* ASSIGNMENT: List every phrase that the mailing-list reply below about generated files puts inside double quotation marks.

* PASSAGE TO READ:
════════

On Wed, Oct 25, 2017 at 6:50 AM, Rafal Luzynski
<digitalfreak@lingonborough.com> wrote:
> 11.10.2017 19:47 Zack Weinberg <zackw@panix.com> wrote:
>> I plan to review this carefully, and perhaps go ahead and merge it,
>> next week if no one else gets to it first.
>
> I'm not sure if I understood you correctly.  Should I wait for your
> review and then go ahead and merge?  Then here is my ping.

Yes, I meant you should wait for my review, which I'm doing now.
Sorry for not getting to it "next week" as previously promised.

> 1. You asked me to write a documentation but I'm not sure which
> documentation you meant.  I updated NEWS, ChangeLog and some files
> in the manual directory.  But I'm not sure if this is sufficient, also
> I'd like to see at least one review.

I'll address this in replies to individual patches.

> 2. You asked me not to send the generated file locfile-kw.h to this list [2]
> so I have not sent it anymore.  But this file still needs to be pushed
> to git.  The patches are still available in bugzilla [3] and my github
> repo. [4] Should I merge them after the review and before pushing to master?

What you should do is drop the separate patches that regenerate
generated files from the patch series you send for review, but then,
right before pushing, for each patch, regenerate any
generated-but-checked-in files that will be altered by that patch and
check them in *as part of that commit*.

I sense that you are confused by both the request to not send
generated-but-checked-in files for review, and the desired procedure
for handling them in the commits that actually get pushed, so let me
explain why we do it this way:  First, we want
generated-but-checked-in files always to be up to date in the commit
history, so that "git bisect" works reliably.  So we want the
regenerated file to be checked in in the *same commit* that changes
what the generated file will be, always.  You can think of this as
mimicking how it would work if the file wasn't checked in: it would
get generated during the build in a state matching the actual source
code.  Second, we  don't review generated files, we review the code
that generates them, and generated files are often very long and
tedious to wade through, so we don't want them cluttering up the
emails we get. (But we *do* want them to be mentioned in your
ChangeLog entries so that we have the reminder right there that
generated-but -checked-in files are involved.  "* x/y/foo:
Regenerate." is enough.)

Some day we won't have any generated files checked into version
control, but until then this is the best compromise procedure we can
think of.  You might actually find it easier to edit the generated
files out of the output of "git format-patch" after the fact.

════════

Bounding box prediction data
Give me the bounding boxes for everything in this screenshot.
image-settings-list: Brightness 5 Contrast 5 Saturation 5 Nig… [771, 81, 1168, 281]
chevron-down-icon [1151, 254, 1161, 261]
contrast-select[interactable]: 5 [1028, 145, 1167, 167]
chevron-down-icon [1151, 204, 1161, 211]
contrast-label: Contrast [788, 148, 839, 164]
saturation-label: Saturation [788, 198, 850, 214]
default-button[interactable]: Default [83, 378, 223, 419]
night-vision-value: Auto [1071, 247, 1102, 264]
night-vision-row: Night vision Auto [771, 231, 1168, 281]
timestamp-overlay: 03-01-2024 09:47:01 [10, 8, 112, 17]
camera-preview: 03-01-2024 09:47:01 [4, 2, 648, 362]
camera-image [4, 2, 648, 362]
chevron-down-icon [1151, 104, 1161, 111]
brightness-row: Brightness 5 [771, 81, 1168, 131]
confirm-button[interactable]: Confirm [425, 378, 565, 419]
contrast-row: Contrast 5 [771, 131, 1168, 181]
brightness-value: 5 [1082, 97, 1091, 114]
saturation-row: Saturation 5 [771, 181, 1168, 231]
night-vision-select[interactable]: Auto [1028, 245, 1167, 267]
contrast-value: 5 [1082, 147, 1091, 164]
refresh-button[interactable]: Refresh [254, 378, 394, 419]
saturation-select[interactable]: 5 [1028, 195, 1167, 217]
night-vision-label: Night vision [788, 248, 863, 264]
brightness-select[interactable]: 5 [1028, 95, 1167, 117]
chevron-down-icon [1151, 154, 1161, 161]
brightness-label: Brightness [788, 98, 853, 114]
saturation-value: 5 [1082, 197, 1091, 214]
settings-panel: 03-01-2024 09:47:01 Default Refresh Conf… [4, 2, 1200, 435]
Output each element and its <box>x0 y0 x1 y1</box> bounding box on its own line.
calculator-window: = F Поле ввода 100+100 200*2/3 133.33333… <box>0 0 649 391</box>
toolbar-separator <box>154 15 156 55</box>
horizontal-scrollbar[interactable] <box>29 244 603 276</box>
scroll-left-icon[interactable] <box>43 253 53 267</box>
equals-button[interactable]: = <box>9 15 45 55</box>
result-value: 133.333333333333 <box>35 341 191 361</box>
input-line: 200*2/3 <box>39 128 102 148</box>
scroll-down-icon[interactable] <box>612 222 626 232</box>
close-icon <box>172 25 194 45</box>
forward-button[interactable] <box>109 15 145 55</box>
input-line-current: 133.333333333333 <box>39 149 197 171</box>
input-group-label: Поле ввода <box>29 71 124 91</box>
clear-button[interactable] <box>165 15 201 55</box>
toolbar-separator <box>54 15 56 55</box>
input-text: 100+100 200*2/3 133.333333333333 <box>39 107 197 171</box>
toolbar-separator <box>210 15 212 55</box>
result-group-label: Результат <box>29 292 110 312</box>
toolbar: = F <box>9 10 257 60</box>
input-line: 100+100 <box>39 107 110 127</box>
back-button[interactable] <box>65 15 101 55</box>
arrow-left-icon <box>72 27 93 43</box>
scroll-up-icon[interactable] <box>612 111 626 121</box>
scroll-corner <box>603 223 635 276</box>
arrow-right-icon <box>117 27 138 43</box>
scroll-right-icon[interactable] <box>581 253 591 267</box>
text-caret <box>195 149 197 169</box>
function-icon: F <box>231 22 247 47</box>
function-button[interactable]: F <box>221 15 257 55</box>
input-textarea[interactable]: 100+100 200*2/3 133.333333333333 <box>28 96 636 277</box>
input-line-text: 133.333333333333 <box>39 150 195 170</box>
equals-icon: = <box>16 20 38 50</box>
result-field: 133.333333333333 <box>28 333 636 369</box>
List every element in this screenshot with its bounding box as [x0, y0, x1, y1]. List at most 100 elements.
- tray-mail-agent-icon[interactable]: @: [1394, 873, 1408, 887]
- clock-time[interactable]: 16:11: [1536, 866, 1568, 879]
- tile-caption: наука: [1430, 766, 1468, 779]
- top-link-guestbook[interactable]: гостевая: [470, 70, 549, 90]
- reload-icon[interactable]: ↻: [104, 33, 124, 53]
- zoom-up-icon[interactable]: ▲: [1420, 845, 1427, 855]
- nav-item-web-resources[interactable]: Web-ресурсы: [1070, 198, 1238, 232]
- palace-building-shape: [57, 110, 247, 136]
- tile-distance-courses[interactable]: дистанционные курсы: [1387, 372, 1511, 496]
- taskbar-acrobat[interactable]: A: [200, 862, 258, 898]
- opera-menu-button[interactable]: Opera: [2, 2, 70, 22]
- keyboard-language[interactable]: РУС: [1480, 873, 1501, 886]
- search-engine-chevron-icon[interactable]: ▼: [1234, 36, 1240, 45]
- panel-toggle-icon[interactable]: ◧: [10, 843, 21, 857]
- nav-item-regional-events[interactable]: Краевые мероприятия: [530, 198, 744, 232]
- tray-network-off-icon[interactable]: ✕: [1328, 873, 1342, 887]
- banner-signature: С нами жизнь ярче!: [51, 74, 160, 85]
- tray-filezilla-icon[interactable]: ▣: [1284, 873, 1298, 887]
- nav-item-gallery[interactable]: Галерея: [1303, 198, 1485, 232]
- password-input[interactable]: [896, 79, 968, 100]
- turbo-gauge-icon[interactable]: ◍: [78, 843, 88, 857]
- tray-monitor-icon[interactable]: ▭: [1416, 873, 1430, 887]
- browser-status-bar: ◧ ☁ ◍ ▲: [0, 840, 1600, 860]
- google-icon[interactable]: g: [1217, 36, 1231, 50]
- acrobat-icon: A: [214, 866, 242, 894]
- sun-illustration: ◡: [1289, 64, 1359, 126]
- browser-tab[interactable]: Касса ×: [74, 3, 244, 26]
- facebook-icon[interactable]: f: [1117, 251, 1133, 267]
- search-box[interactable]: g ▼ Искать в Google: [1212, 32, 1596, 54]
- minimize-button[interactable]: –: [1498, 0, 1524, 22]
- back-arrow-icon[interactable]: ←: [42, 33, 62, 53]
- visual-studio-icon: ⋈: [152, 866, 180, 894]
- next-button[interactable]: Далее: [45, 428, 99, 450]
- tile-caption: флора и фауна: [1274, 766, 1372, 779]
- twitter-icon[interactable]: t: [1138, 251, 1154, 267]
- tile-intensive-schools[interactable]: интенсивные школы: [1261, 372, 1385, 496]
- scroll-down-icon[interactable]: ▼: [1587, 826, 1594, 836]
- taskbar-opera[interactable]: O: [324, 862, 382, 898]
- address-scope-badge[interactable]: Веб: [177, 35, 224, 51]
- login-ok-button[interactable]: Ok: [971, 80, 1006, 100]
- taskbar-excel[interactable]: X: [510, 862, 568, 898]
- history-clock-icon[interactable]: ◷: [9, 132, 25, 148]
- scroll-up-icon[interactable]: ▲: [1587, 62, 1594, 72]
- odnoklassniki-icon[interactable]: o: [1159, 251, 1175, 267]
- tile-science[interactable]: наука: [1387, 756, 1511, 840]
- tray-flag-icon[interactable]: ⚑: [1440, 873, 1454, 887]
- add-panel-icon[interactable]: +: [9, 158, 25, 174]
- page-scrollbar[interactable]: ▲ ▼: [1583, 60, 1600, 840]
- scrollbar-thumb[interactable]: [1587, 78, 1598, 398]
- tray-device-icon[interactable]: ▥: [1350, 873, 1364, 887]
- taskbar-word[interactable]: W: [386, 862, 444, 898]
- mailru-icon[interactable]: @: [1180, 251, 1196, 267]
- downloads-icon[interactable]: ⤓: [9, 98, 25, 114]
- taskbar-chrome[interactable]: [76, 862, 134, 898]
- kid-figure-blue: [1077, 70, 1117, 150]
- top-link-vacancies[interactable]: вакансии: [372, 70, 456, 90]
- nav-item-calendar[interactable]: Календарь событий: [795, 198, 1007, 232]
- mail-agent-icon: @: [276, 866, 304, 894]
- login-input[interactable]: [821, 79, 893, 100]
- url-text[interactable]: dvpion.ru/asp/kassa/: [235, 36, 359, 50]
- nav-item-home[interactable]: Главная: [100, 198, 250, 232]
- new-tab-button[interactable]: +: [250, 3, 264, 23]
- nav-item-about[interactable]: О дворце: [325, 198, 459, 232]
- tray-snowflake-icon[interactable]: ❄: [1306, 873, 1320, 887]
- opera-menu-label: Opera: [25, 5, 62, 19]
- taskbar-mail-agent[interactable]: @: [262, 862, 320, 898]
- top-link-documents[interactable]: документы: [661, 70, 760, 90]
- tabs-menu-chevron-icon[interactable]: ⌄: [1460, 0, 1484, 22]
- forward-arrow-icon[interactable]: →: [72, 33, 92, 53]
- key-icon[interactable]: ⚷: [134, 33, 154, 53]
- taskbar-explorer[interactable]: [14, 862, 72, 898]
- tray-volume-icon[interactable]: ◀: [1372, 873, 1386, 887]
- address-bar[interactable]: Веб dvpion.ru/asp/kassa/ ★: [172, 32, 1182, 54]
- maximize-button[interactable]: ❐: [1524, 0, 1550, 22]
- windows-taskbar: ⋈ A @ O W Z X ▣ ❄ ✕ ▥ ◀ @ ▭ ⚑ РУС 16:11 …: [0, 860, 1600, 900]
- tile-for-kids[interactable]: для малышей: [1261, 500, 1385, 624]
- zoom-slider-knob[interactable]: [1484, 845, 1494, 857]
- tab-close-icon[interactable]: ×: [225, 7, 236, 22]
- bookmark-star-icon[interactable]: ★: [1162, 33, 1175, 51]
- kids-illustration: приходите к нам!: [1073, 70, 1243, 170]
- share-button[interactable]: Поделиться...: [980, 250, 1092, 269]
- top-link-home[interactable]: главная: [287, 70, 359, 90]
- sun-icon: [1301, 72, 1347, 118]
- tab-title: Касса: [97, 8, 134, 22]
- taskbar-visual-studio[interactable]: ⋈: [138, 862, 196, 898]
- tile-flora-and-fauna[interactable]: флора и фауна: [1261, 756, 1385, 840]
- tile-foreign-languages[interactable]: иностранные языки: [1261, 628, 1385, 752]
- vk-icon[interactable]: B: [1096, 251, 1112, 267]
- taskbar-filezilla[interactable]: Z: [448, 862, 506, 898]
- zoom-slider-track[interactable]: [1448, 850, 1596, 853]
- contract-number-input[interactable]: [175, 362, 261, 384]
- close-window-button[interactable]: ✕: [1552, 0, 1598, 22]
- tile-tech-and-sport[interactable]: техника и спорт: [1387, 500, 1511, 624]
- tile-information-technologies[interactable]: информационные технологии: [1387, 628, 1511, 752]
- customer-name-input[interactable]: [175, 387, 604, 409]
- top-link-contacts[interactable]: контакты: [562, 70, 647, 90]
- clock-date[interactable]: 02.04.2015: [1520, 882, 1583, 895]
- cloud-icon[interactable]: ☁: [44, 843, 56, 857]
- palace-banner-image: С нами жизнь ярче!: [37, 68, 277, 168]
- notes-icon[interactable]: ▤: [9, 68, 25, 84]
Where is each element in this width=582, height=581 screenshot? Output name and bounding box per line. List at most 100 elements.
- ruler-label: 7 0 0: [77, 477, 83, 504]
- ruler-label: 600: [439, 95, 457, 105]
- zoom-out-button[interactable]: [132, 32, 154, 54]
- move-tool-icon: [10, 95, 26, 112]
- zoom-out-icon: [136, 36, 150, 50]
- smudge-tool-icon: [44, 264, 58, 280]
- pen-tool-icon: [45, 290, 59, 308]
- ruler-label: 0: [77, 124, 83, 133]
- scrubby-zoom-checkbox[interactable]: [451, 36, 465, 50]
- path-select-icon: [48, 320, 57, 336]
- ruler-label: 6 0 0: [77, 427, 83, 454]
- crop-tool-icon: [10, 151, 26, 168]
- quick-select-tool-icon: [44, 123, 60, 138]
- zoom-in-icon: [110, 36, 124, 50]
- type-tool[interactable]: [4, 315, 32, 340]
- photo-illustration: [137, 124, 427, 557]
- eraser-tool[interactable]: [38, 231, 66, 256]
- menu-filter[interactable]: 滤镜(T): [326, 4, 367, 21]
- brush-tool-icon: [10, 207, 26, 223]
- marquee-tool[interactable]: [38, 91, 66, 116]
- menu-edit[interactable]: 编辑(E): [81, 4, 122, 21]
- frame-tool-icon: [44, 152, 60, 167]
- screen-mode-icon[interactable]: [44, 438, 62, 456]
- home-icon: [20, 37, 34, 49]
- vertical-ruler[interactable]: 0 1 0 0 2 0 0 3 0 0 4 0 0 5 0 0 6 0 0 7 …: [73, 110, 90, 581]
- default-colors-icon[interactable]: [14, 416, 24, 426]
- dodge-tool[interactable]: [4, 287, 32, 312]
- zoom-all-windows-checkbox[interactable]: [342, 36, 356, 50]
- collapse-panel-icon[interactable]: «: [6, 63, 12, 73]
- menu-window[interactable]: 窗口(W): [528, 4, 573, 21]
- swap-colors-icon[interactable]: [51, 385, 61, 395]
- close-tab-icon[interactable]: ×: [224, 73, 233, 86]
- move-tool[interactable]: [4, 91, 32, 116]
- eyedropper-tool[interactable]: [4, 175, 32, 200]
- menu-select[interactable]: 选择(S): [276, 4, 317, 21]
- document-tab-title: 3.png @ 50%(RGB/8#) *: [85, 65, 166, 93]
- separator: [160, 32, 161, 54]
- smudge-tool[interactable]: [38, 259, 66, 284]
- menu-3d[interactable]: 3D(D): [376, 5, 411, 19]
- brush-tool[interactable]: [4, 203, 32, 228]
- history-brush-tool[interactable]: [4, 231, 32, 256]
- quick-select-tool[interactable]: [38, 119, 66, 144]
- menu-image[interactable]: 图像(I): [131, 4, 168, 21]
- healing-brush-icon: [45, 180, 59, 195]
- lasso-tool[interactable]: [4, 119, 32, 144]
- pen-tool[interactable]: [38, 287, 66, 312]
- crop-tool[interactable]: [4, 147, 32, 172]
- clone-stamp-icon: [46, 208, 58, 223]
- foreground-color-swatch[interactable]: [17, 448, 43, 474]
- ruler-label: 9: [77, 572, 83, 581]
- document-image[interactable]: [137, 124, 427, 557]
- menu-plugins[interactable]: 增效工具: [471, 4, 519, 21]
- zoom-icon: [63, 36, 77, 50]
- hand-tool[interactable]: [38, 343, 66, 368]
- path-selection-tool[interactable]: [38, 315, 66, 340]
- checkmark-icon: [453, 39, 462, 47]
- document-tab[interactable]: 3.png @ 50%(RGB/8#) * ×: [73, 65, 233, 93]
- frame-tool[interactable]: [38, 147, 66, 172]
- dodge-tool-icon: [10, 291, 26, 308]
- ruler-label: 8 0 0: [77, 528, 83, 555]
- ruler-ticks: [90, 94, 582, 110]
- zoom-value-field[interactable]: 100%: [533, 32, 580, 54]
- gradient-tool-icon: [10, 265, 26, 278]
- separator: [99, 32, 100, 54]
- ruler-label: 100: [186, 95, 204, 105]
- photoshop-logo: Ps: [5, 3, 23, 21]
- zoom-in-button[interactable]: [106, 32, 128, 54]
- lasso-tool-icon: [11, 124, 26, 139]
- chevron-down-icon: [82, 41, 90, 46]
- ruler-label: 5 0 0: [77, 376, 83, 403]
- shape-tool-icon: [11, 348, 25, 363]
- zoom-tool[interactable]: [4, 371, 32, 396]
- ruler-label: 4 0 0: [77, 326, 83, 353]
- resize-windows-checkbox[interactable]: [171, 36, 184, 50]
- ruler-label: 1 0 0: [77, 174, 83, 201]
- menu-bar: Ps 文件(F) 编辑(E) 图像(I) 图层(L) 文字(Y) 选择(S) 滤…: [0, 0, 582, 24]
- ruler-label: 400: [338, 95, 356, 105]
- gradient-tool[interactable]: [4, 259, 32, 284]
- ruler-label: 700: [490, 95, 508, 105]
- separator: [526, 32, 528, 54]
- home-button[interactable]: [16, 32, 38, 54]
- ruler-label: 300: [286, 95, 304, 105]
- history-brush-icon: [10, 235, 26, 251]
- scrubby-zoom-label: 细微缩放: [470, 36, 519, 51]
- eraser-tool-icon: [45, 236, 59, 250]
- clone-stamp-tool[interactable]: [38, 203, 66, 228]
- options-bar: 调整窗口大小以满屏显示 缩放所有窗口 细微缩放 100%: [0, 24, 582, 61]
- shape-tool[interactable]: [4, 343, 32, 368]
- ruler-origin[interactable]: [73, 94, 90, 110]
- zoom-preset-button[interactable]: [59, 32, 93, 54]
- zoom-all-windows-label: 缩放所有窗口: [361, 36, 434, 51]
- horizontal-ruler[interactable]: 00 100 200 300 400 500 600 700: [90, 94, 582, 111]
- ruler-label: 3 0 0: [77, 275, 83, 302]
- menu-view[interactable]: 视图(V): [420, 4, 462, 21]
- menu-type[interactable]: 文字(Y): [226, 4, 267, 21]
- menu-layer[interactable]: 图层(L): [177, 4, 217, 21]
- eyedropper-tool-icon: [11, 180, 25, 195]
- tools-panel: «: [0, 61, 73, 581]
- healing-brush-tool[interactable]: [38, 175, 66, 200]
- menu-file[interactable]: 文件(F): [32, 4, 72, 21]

════════

* YOUR SOLUTION:
next week
git bisect
* x/y/foo: Regenerate.
git format-patch